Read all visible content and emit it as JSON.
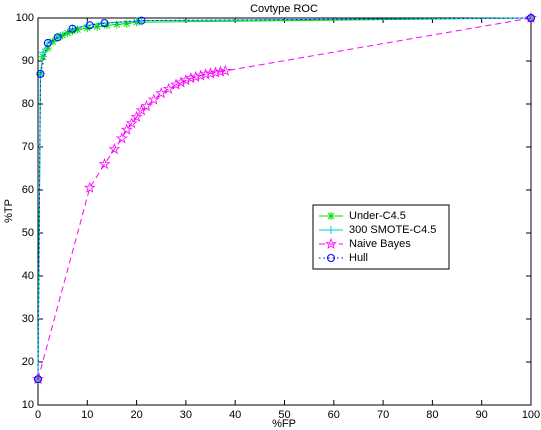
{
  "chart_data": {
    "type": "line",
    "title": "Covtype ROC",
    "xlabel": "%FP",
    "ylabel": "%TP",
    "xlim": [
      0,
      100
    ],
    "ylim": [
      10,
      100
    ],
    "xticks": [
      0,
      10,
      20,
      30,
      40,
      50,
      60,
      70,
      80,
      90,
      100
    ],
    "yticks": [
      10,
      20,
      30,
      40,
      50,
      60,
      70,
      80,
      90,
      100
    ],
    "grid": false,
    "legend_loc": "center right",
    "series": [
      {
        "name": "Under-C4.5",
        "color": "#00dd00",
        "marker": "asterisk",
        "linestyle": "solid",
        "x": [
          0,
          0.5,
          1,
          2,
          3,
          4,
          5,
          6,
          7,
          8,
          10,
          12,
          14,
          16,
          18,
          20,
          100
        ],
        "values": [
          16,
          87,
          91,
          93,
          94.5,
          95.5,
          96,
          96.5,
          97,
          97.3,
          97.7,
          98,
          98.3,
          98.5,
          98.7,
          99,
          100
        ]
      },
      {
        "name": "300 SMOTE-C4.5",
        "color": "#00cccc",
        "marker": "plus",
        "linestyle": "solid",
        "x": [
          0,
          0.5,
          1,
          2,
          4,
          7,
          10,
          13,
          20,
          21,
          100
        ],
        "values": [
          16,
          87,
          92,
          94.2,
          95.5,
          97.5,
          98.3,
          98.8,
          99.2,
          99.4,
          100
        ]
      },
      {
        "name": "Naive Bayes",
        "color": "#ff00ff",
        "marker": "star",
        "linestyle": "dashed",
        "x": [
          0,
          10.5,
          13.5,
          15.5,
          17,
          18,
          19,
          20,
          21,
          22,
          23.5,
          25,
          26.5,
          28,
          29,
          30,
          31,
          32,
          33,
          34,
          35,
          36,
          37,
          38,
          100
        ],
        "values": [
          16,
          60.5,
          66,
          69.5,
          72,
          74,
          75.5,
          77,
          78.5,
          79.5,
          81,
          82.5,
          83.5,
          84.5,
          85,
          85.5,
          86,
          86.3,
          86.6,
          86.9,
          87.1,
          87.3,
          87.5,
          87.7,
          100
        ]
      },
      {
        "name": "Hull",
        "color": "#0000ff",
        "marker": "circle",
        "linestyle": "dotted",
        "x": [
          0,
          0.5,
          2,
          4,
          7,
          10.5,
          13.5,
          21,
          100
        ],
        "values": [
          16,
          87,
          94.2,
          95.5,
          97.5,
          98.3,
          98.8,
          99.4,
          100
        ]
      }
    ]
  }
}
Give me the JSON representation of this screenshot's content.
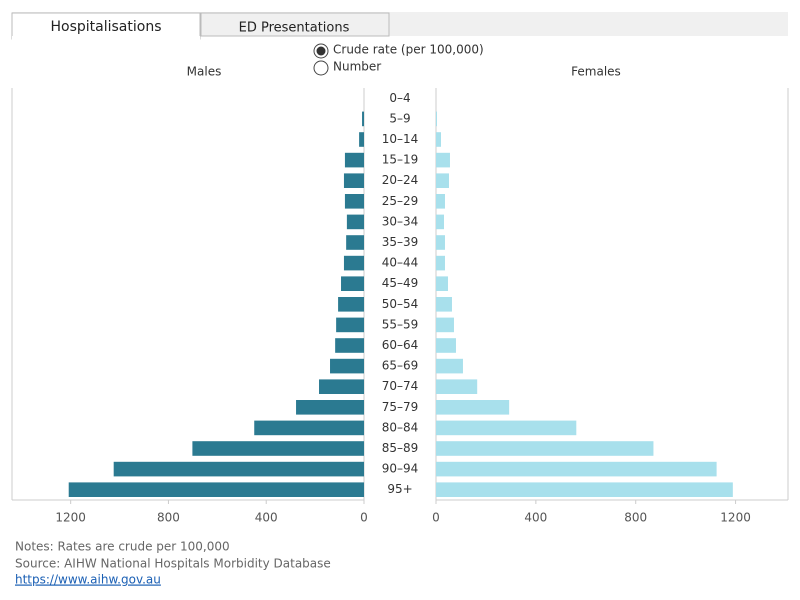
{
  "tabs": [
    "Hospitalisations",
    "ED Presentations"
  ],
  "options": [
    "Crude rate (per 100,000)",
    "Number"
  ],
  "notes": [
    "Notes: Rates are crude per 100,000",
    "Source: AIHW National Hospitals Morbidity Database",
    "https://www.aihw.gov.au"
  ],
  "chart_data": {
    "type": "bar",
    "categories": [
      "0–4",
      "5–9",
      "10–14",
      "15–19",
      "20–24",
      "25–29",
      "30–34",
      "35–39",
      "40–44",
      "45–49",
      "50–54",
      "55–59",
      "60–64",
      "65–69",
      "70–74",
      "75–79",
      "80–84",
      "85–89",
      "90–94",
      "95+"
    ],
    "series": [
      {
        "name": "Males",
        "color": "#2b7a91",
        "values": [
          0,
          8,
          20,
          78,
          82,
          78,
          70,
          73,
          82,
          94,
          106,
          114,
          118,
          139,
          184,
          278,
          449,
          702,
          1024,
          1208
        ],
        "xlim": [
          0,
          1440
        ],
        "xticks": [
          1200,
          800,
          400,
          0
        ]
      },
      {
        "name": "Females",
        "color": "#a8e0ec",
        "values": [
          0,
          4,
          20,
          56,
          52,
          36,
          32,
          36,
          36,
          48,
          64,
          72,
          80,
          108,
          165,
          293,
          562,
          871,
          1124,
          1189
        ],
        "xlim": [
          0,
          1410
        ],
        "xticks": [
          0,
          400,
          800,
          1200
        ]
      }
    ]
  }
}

--

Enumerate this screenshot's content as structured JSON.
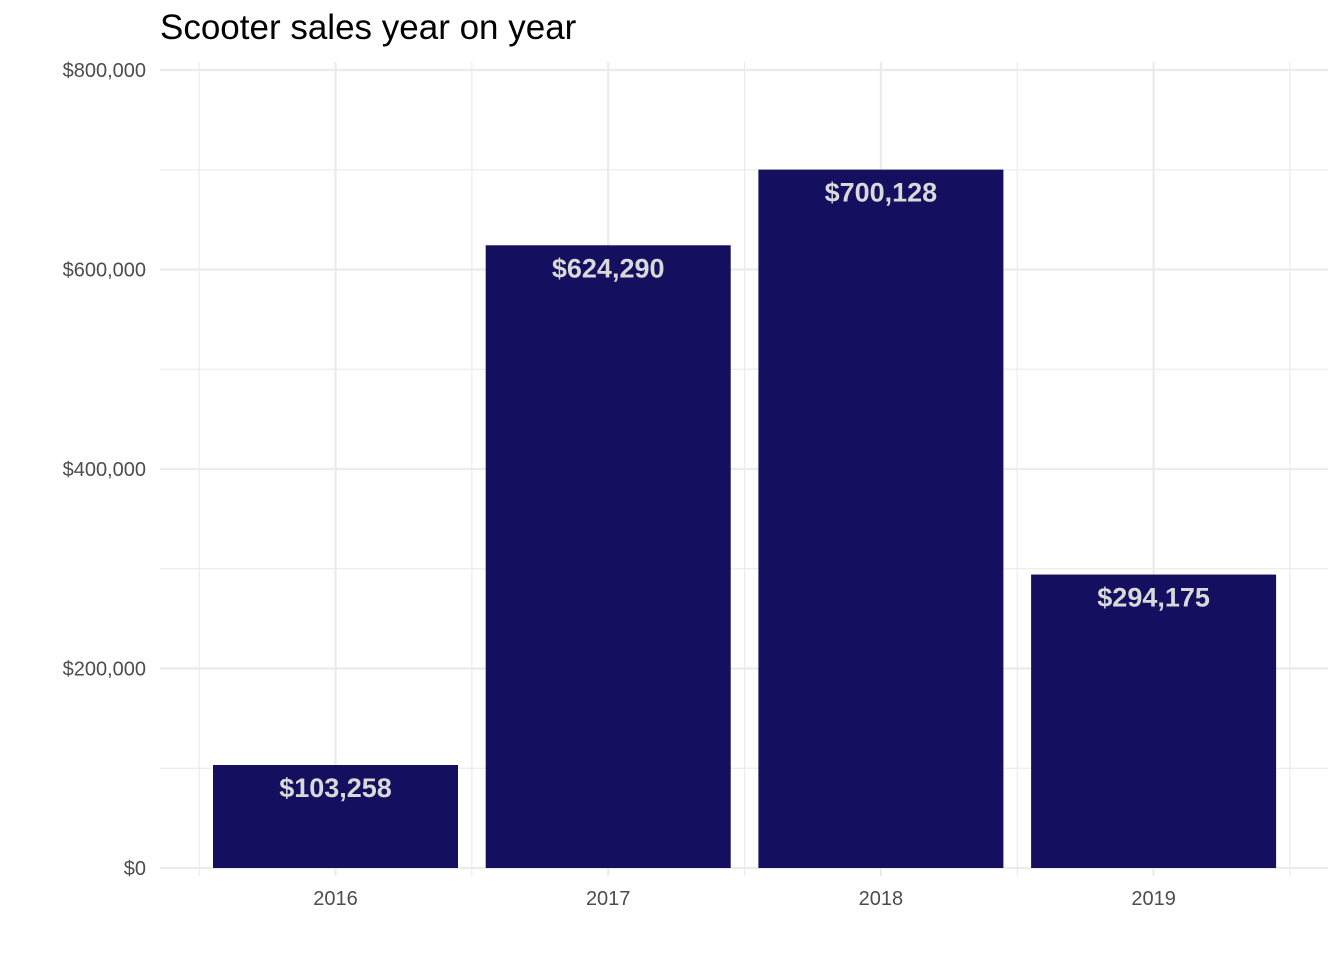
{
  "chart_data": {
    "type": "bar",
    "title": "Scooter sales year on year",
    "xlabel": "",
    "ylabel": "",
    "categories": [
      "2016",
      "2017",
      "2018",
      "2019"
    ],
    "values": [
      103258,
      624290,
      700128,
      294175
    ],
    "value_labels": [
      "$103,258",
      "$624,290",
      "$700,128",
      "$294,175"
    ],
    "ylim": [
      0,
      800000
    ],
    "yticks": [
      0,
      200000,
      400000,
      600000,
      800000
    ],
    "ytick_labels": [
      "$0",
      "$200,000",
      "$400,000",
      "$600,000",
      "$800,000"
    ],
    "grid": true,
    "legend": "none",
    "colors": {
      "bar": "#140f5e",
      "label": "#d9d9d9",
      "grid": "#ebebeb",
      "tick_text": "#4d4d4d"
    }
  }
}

Exercise requirements:
Which lines above contain the word "JSON"? Copy each of them.

Solution below:
Read all visible content and emit it as JSON.
Give me the JSON representation of this screenshot's content.
Enumerate this screenshot's content as structured JSON.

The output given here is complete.